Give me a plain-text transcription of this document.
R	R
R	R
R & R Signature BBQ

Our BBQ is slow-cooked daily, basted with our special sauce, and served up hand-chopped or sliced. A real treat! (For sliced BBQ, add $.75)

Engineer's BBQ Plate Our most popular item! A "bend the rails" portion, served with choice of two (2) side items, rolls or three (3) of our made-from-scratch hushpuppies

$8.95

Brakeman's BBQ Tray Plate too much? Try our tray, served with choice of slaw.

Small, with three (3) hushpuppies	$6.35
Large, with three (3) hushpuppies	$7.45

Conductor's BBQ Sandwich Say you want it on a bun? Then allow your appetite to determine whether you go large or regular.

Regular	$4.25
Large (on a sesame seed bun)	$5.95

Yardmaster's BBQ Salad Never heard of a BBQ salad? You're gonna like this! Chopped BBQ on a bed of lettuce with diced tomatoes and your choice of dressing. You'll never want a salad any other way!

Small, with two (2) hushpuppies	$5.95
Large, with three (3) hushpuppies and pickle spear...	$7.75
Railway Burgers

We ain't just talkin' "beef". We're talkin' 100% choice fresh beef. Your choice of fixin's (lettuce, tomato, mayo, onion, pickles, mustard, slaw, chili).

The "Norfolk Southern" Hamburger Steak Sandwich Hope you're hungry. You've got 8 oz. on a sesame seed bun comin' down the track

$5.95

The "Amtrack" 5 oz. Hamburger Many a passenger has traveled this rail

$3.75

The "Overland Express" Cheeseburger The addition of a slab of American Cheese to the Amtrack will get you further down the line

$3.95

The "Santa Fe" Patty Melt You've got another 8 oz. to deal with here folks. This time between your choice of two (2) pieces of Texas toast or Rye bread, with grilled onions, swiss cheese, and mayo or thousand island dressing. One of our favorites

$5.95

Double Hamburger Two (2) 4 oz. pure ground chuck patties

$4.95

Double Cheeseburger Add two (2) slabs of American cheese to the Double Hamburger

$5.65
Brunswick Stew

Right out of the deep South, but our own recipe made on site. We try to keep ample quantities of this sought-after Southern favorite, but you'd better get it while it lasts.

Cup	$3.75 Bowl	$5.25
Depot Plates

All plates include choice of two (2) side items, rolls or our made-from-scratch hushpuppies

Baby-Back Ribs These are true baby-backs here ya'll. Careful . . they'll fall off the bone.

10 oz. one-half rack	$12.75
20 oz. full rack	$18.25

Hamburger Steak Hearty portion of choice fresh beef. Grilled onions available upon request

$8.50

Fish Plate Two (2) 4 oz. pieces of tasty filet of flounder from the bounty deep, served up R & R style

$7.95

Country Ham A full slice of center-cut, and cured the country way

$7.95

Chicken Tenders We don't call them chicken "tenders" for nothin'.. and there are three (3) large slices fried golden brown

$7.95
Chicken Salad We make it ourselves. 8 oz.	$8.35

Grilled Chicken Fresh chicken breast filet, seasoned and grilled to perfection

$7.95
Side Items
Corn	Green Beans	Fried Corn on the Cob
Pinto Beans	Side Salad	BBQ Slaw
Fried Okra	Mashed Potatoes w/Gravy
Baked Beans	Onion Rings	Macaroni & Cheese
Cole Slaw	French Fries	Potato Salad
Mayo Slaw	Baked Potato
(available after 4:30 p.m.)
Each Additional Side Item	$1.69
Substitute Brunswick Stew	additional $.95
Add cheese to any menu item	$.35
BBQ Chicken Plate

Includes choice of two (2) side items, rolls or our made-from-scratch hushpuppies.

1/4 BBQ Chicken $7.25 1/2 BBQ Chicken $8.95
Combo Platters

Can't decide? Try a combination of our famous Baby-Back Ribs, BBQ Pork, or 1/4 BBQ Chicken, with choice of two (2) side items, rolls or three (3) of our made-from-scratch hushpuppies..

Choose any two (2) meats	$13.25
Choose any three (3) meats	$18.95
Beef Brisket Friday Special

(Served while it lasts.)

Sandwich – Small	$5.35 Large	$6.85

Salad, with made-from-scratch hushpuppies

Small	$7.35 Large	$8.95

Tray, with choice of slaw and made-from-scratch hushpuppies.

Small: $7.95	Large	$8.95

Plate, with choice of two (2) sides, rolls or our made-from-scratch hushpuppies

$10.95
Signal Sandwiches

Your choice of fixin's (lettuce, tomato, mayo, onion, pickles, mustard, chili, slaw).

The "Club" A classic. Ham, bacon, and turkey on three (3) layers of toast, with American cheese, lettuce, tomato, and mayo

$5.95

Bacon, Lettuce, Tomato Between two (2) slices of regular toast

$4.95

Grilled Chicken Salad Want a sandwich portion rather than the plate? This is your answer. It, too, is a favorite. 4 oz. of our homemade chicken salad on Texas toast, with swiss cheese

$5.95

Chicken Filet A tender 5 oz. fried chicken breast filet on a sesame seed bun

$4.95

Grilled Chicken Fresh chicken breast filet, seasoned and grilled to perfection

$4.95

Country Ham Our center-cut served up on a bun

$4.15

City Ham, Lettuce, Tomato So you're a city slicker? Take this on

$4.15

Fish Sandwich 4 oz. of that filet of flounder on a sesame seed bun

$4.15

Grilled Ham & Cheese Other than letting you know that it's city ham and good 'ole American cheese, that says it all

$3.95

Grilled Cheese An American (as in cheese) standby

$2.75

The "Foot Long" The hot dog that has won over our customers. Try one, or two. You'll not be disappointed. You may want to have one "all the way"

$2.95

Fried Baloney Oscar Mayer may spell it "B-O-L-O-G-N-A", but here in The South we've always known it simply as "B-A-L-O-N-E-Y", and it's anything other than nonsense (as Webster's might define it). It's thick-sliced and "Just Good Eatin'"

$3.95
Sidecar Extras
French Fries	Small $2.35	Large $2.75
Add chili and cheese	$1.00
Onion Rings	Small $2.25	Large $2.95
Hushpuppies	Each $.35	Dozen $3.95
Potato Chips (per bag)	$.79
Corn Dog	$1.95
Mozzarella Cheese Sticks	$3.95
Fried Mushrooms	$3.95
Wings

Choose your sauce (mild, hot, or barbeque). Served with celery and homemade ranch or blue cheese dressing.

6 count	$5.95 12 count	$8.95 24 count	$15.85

TASK INSTRUCTIONS: Which lines hold the word "Tray"? Copy each of them from the records.

FINAL RESULT:
Brakeman's BBQ Tray Plate too much? Try our tray, served with choice of slaw.
Tray, with choice of slaw and made-from-scratch hushpuppies.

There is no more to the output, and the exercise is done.